(Dataset records)

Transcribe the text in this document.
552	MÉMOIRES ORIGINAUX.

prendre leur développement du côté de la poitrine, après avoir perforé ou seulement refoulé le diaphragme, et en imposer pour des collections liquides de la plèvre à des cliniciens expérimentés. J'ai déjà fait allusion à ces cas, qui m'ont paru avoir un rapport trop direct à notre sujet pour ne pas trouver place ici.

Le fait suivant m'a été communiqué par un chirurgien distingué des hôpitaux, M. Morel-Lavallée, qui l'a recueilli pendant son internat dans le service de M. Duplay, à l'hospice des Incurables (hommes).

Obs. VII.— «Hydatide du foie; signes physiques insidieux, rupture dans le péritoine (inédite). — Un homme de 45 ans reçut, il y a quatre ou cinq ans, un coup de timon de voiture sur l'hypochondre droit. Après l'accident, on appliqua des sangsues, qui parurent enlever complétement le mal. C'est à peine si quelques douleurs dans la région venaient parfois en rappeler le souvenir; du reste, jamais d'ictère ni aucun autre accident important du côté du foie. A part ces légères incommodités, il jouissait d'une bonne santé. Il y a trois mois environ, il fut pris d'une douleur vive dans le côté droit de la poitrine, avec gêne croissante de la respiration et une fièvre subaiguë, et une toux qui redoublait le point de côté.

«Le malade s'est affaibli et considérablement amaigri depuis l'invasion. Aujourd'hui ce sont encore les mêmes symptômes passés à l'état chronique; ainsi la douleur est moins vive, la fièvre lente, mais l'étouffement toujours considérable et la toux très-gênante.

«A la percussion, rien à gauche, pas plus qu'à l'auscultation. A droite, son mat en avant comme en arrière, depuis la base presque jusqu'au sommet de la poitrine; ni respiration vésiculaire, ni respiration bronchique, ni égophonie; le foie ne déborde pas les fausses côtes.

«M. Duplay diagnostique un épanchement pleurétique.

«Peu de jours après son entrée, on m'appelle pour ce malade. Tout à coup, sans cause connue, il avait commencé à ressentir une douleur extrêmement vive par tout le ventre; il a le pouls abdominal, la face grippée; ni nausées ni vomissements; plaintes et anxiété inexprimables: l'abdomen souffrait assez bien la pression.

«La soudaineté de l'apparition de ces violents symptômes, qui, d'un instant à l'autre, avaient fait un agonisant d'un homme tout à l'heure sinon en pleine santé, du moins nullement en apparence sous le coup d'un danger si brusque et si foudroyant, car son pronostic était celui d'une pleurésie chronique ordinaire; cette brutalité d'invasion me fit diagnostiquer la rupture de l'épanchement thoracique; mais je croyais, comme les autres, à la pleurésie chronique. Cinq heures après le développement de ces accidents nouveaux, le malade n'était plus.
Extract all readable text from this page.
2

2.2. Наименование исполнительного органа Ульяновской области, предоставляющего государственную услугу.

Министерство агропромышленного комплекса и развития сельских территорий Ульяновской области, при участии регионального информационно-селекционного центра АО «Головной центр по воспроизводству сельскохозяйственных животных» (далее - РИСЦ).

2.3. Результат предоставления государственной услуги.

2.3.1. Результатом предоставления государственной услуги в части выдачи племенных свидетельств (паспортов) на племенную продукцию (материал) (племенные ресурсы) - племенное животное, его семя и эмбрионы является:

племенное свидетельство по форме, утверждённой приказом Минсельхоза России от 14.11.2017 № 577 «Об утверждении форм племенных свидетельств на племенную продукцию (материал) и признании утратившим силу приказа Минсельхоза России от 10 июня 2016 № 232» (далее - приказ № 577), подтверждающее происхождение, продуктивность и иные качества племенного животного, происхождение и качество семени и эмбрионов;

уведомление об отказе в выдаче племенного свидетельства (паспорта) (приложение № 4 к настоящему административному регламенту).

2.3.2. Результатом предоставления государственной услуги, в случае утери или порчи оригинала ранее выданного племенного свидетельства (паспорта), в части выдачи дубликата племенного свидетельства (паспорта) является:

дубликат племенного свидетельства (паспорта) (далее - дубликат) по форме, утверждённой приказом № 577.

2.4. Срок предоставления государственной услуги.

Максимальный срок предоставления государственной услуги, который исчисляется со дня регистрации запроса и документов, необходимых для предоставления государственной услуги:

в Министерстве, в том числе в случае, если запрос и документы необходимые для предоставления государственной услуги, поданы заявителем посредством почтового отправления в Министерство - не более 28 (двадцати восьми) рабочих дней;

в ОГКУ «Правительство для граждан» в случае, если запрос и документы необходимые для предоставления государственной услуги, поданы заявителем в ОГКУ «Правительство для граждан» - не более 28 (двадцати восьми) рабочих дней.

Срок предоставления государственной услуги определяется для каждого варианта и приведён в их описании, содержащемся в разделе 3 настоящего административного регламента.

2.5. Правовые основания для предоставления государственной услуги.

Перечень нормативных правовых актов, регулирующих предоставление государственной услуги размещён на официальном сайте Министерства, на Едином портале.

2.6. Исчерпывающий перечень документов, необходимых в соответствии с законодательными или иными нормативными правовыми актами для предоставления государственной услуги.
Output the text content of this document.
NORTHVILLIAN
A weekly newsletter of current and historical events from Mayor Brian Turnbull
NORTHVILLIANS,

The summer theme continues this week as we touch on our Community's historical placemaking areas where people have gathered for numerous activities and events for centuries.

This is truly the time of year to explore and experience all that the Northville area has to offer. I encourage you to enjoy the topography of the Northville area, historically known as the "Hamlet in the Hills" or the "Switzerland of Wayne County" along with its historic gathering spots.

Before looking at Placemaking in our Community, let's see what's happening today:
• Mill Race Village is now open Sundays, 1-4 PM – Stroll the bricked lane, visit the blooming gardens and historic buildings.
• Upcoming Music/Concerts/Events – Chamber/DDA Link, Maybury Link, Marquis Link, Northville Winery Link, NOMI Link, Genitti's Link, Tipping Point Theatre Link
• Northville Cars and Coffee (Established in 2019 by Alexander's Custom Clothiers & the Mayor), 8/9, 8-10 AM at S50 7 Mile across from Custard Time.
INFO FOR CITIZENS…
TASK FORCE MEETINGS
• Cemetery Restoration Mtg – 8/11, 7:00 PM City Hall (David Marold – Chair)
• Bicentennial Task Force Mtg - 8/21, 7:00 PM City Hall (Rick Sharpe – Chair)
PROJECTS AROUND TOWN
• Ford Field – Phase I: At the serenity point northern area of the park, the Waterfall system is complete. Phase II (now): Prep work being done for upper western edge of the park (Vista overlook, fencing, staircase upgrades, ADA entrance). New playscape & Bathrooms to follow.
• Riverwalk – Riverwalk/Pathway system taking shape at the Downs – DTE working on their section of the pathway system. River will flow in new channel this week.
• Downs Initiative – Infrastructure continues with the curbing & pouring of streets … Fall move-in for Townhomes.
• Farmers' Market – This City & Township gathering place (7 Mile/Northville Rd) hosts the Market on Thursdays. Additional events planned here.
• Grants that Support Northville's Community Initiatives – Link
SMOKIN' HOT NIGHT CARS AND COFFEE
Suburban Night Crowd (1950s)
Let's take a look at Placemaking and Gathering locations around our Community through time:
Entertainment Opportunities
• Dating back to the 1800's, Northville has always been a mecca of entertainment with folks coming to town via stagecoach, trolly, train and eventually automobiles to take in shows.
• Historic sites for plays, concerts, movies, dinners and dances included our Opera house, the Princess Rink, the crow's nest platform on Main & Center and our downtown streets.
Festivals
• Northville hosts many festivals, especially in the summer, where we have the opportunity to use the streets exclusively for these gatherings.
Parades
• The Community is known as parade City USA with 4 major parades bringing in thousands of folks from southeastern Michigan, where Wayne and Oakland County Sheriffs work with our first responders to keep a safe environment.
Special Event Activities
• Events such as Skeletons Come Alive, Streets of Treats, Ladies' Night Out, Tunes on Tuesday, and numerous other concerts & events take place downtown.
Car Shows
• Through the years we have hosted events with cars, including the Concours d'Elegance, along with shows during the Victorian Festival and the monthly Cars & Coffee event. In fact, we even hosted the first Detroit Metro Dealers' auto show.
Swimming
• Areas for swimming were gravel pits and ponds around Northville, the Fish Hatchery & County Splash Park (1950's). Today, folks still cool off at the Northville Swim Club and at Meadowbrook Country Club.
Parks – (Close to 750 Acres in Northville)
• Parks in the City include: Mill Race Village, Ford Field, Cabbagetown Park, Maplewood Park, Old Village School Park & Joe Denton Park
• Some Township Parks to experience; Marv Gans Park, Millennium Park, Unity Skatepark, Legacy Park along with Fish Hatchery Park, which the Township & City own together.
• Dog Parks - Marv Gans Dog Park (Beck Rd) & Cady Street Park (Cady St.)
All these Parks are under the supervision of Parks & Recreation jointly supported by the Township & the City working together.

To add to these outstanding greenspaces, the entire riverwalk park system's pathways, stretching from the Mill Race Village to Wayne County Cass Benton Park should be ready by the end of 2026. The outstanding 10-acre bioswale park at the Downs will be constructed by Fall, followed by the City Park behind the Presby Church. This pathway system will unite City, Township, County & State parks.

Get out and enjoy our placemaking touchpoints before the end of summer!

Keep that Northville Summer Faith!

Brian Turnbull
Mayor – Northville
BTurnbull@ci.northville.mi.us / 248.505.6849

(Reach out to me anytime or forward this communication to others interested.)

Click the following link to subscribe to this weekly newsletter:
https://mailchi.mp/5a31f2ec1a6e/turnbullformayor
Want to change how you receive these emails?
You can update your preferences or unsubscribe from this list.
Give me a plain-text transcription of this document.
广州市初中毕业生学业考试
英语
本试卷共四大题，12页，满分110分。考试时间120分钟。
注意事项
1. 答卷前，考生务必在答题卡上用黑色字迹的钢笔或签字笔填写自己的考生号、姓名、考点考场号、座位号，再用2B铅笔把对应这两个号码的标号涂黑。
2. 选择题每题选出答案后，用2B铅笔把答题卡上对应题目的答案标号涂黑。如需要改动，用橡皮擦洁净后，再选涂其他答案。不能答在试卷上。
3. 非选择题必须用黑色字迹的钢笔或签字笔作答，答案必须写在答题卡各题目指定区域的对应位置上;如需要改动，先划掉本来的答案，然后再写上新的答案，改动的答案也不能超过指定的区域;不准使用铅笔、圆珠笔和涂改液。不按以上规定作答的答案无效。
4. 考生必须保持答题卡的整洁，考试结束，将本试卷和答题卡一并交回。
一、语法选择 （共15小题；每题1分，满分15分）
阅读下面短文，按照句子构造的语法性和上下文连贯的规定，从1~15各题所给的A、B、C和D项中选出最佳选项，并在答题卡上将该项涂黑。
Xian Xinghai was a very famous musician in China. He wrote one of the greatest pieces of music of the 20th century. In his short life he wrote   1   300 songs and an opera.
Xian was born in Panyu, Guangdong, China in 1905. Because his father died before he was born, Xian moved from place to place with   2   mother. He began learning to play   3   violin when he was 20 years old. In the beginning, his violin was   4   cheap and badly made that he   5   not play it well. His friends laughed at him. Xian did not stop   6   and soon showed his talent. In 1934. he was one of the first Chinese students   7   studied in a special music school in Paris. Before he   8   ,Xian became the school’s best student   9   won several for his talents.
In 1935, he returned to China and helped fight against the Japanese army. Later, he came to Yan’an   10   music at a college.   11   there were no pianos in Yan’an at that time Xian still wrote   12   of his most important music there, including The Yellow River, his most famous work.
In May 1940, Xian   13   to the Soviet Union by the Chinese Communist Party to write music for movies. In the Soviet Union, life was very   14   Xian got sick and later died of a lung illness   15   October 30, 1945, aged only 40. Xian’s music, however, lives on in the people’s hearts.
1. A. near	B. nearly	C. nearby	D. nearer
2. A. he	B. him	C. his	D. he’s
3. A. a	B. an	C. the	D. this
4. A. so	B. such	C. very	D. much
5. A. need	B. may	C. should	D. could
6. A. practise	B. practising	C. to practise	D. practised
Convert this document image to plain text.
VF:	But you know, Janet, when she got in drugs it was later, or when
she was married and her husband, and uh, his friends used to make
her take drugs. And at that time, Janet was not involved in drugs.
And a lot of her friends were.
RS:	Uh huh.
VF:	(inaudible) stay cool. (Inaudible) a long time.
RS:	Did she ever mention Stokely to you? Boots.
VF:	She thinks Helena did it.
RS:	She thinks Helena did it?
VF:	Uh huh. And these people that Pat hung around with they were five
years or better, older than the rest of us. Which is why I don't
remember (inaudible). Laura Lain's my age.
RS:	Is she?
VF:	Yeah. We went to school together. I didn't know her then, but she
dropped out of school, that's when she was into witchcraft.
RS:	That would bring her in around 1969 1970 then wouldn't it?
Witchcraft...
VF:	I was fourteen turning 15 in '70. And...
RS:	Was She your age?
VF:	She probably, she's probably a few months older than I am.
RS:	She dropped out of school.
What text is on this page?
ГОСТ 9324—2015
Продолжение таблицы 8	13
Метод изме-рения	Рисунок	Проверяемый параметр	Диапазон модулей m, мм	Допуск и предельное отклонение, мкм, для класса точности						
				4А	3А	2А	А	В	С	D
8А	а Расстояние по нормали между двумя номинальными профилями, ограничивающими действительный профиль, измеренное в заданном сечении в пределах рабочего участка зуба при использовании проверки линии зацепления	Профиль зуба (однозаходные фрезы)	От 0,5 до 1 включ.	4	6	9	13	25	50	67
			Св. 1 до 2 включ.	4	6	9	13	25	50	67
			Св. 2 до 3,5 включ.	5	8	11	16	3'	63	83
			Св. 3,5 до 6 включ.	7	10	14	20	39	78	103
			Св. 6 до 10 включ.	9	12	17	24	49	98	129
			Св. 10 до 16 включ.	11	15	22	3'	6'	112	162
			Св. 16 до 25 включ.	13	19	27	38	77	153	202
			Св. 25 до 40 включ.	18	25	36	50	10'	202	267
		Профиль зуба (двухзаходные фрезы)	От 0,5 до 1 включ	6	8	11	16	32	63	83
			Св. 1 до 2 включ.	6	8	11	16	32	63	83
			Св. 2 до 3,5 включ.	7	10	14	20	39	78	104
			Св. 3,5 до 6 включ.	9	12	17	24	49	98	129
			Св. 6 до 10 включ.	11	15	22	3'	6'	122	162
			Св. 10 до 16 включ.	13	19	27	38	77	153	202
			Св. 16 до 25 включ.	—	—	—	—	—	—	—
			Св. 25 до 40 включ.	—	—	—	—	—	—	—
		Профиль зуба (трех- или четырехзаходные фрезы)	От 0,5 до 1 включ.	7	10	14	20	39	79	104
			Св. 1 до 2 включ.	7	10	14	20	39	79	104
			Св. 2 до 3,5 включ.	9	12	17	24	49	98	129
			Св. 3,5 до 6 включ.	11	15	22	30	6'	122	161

# [Task to carry out]
Check every line of the data, and copy the ones that contain "weekly".

# [Response]
A weekly newsletter of current and historical events from Mayor Brian Turnbull
Click the following link to subscribe to this weekly newsletter:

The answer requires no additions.